## Short task:
Only the number is wanted: count the lines that include the word "interval".

## Listing:
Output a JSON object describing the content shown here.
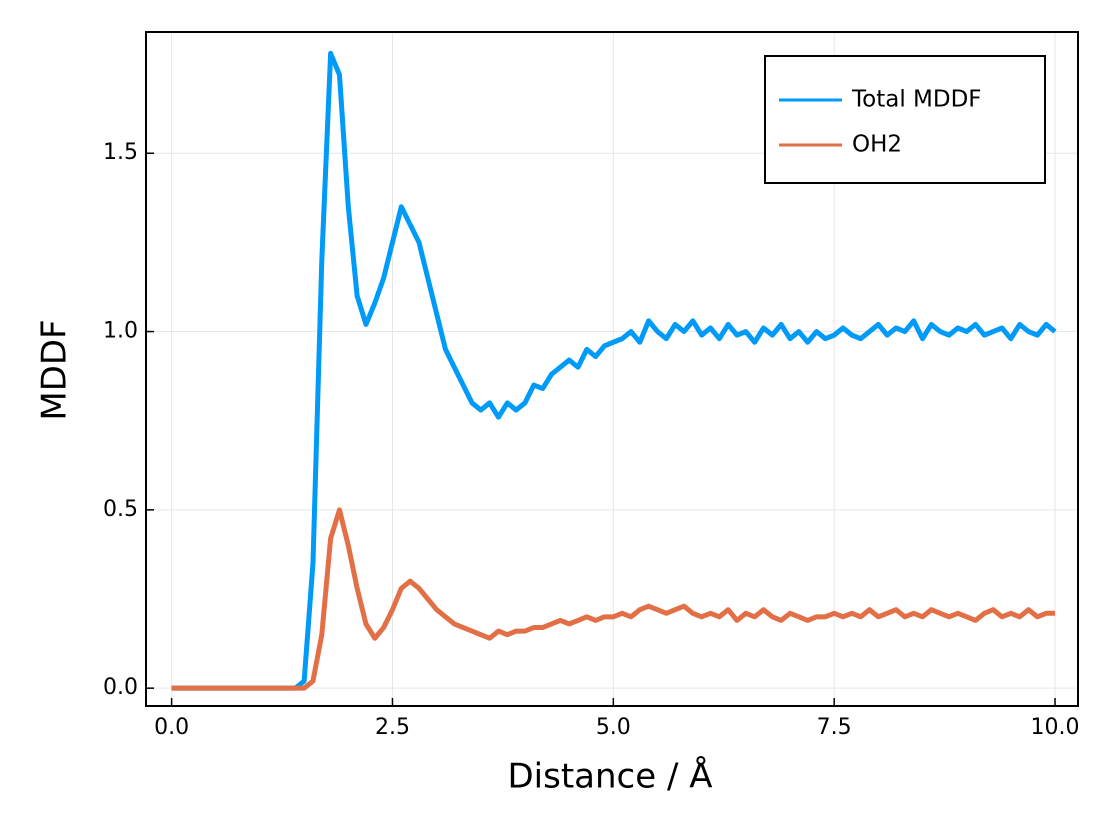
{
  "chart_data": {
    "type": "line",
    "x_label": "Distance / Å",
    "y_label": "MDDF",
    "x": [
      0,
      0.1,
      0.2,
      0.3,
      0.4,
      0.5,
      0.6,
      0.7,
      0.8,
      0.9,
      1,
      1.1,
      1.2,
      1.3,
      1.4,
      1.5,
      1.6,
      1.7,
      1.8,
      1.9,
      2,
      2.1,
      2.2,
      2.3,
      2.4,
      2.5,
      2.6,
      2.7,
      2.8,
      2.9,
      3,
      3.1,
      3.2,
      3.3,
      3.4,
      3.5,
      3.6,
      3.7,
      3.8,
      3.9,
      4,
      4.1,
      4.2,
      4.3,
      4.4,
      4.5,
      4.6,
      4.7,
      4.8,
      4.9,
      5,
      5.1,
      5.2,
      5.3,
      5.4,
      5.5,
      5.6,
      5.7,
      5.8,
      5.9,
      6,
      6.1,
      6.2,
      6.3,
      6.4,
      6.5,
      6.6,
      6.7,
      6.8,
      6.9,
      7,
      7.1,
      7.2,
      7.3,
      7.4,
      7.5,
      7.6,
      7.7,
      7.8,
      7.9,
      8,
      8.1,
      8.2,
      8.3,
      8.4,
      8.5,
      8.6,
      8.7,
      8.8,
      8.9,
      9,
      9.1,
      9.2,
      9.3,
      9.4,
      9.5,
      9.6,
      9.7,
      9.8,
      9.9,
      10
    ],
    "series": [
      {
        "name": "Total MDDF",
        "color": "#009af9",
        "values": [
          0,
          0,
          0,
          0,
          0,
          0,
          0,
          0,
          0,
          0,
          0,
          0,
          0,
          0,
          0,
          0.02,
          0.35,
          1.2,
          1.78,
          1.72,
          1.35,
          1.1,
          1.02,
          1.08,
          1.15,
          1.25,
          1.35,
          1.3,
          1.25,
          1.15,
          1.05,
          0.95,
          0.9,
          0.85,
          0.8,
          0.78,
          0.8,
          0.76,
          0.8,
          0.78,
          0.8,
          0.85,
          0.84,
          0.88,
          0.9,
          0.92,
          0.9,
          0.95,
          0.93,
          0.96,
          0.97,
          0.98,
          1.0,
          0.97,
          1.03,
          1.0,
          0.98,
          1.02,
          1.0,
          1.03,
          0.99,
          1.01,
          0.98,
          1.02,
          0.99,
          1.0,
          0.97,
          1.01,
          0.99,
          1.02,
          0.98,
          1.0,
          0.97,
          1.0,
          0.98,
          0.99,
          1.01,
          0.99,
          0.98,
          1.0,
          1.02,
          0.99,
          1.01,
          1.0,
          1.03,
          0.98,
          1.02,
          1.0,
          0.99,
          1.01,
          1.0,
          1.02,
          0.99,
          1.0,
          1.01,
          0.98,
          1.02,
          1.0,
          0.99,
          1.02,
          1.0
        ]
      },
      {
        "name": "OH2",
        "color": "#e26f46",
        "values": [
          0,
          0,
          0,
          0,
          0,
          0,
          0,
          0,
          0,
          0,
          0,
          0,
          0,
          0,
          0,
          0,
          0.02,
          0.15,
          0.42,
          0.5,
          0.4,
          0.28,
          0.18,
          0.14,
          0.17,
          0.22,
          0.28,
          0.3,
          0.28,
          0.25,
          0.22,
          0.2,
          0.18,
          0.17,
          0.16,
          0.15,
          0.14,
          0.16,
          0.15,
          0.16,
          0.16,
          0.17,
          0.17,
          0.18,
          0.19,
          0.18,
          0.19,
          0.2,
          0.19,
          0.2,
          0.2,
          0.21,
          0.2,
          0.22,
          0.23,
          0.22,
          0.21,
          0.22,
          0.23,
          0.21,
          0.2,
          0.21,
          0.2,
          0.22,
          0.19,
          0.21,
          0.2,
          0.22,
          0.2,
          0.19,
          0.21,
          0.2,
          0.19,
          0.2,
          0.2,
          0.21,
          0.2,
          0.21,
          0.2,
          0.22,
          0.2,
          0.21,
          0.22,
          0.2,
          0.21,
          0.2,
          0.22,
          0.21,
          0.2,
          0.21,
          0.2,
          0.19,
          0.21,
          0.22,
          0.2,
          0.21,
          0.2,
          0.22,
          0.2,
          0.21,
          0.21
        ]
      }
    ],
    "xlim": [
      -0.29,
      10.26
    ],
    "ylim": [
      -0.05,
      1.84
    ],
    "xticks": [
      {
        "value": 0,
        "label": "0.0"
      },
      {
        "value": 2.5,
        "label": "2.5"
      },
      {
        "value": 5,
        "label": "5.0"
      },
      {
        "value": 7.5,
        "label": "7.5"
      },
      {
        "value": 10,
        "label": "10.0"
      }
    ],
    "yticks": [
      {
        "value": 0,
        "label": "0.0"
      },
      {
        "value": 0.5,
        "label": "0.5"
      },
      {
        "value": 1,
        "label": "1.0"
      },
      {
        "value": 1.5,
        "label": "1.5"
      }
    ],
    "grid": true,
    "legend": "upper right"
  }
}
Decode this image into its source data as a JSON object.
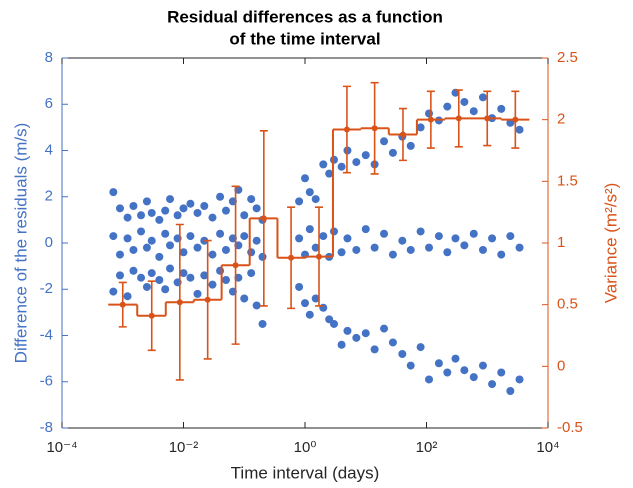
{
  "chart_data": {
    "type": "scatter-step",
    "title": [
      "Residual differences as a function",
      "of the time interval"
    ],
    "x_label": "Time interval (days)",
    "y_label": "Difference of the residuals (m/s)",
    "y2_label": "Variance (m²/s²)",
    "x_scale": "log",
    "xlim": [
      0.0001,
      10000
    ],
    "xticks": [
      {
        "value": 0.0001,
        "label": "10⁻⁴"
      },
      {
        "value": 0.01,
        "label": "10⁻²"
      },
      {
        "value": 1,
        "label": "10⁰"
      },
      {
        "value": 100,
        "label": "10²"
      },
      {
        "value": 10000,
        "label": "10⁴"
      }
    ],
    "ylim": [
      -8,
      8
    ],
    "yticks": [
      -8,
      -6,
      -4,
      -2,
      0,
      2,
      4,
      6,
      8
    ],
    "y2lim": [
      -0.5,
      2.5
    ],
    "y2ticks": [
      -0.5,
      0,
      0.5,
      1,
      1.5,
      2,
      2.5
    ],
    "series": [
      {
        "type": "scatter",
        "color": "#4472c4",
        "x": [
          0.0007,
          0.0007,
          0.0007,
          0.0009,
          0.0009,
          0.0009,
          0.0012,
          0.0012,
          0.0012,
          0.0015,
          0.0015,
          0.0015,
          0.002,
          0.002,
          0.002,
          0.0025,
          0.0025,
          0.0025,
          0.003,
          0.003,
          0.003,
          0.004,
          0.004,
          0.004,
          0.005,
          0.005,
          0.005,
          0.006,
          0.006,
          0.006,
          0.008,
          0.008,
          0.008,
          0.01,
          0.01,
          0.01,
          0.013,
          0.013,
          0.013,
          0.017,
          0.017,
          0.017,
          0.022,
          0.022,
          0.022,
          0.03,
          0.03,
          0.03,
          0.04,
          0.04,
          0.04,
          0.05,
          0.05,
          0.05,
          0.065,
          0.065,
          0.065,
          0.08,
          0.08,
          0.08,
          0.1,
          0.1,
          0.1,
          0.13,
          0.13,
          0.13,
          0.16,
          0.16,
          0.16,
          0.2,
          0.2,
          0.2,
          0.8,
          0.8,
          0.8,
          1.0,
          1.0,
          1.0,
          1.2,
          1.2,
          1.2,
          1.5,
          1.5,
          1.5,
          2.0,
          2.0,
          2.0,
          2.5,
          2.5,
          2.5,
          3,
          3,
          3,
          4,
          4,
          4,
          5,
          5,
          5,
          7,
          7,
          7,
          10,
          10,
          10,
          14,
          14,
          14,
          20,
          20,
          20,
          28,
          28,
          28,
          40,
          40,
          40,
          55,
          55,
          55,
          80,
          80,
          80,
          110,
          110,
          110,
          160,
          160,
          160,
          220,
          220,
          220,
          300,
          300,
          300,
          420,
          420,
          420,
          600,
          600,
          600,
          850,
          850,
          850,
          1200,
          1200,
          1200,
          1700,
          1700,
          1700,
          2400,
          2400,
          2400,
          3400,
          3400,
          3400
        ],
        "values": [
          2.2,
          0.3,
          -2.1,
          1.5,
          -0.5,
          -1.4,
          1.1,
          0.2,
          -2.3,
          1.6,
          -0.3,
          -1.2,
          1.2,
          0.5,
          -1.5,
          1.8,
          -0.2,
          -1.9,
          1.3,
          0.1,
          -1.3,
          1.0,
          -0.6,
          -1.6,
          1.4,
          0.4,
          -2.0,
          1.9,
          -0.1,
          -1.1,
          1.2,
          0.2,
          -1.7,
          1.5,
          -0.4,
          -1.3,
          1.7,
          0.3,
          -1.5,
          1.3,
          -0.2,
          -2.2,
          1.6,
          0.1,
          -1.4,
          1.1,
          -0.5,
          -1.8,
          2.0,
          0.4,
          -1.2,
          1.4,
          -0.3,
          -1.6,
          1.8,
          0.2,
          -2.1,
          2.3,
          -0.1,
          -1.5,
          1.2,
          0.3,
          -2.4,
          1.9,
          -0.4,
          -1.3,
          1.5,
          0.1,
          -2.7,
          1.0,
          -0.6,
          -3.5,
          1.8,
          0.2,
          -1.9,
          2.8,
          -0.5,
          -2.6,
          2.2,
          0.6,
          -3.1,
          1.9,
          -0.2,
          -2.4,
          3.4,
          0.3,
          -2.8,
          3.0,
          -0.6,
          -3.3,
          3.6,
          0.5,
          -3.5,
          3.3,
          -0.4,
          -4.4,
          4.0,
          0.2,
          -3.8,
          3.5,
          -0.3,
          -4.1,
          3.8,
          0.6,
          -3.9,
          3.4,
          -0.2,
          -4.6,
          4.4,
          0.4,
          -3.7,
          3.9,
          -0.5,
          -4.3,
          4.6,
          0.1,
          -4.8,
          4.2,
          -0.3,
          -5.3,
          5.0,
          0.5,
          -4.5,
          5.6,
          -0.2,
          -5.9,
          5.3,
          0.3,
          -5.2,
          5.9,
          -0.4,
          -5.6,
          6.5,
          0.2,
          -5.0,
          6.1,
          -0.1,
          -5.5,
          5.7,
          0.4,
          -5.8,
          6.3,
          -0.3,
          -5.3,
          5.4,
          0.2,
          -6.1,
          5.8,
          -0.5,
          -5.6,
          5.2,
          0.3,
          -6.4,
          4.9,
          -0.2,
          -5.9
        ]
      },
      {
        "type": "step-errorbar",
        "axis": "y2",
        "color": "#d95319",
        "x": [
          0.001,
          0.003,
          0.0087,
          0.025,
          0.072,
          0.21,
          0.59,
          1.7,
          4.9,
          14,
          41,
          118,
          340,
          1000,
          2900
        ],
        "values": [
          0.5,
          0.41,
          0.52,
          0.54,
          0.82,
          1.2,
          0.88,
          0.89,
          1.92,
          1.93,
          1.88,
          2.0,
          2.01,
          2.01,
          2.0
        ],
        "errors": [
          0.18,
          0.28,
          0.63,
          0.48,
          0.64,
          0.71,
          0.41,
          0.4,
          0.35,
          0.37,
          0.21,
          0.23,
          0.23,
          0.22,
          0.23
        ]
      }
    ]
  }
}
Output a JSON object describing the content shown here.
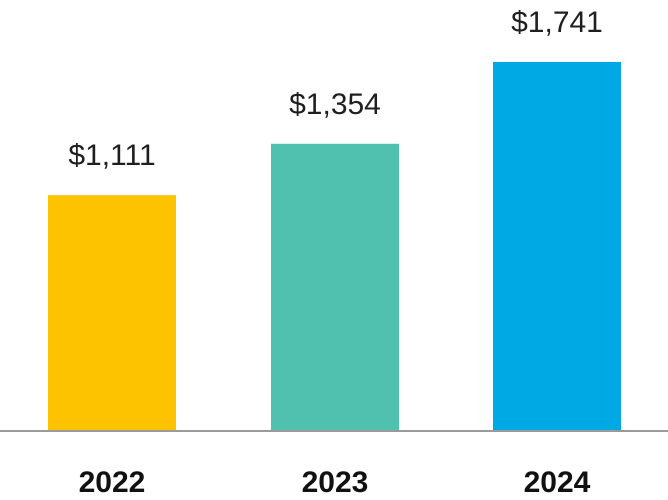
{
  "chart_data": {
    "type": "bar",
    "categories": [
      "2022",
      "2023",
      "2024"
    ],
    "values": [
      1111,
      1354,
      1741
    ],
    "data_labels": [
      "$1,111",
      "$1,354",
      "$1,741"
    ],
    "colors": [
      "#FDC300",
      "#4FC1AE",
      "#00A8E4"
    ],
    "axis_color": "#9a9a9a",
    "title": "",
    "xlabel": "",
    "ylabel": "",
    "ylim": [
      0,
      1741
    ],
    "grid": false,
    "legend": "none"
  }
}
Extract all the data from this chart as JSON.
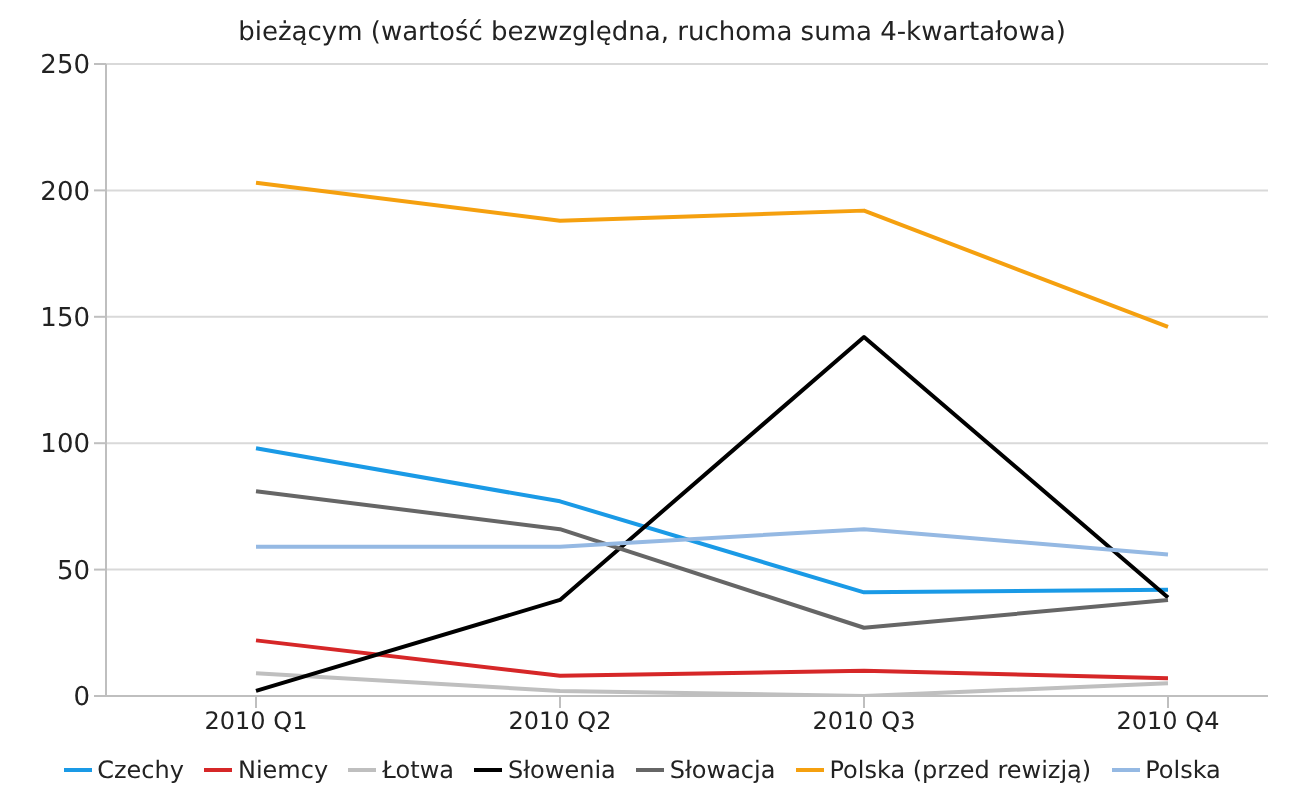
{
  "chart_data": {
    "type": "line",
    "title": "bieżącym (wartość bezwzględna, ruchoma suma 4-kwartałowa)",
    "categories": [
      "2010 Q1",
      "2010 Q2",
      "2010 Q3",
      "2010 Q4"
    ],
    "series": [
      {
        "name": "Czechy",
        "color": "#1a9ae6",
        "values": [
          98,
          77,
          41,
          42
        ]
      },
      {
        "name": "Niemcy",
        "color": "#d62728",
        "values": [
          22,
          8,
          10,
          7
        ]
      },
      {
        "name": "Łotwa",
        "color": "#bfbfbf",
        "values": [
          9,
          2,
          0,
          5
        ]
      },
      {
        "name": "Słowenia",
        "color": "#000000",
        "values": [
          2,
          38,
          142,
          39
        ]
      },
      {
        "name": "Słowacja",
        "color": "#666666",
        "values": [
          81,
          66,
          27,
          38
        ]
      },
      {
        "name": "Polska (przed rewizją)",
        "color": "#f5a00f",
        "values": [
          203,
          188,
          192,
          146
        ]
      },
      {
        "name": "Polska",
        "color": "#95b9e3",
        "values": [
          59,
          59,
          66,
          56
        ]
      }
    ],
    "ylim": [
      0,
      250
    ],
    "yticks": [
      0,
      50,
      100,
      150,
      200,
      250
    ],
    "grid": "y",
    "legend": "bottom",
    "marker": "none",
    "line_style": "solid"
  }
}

## Solution for this task:
2